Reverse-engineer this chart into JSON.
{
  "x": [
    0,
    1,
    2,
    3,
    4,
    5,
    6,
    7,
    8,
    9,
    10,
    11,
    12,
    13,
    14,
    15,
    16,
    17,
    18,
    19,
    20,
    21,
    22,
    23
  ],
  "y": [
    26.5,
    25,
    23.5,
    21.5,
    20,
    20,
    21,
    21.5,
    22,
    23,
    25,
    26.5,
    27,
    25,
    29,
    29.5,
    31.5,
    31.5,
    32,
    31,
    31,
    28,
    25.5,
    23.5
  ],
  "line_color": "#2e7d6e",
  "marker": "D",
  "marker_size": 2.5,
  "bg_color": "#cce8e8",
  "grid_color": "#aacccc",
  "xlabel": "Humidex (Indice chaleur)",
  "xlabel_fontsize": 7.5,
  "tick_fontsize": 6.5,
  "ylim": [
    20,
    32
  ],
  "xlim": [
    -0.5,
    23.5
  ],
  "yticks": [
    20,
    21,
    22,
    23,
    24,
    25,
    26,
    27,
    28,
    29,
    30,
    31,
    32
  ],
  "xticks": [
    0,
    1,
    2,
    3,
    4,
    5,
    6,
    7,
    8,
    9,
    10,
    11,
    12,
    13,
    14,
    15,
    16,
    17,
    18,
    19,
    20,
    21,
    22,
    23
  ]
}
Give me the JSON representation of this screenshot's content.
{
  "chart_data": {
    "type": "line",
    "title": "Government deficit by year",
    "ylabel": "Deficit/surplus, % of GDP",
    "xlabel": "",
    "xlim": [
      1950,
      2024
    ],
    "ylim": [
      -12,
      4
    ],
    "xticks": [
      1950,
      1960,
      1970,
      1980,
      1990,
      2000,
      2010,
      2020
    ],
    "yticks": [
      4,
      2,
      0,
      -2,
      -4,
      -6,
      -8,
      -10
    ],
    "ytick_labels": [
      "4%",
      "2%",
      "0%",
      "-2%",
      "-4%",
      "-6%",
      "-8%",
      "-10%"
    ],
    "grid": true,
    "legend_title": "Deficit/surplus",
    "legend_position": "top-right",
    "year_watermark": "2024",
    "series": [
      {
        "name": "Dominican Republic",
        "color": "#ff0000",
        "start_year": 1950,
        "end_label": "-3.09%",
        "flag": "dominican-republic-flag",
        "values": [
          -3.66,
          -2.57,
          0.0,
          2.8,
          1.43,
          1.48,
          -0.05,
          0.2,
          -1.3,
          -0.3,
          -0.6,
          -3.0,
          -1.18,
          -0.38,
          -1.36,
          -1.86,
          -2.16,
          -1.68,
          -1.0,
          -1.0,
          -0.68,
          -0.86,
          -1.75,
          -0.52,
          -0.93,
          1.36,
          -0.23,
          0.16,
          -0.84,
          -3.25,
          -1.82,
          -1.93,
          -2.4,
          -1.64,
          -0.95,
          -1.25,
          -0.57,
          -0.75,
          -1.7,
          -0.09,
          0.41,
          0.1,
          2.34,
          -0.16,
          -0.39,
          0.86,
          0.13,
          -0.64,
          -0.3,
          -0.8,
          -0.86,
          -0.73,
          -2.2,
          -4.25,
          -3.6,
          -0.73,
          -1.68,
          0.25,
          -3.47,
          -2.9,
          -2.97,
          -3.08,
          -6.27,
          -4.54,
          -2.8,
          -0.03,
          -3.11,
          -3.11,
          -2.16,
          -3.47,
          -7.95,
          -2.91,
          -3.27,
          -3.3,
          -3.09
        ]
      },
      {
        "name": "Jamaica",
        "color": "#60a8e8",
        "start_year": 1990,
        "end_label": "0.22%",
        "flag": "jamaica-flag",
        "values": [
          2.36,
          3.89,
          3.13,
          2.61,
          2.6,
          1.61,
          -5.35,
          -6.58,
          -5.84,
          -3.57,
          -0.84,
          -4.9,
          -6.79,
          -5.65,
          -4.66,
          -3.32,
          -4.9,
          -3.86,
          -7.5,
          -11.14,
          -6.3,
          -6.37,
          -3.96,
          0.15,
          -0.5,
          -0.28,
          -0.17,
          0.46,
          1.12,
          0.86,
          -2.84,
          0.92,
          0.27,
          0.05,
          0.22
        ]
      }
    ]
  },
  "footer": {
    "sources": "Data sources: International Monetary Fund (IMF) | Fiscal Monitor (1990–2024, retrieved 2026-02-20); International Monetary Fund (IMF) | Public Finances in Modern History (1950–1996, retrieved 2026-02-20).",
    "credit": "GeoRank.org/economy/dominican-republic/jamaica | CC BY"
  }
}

**DIRECTION:** From the material above, gather all lines that include the string "this" and copy them.

**SOLUTION BELOW:**
Reverse-engineer this chart into JSON.
Give me the JSON representation of this screenshot's content.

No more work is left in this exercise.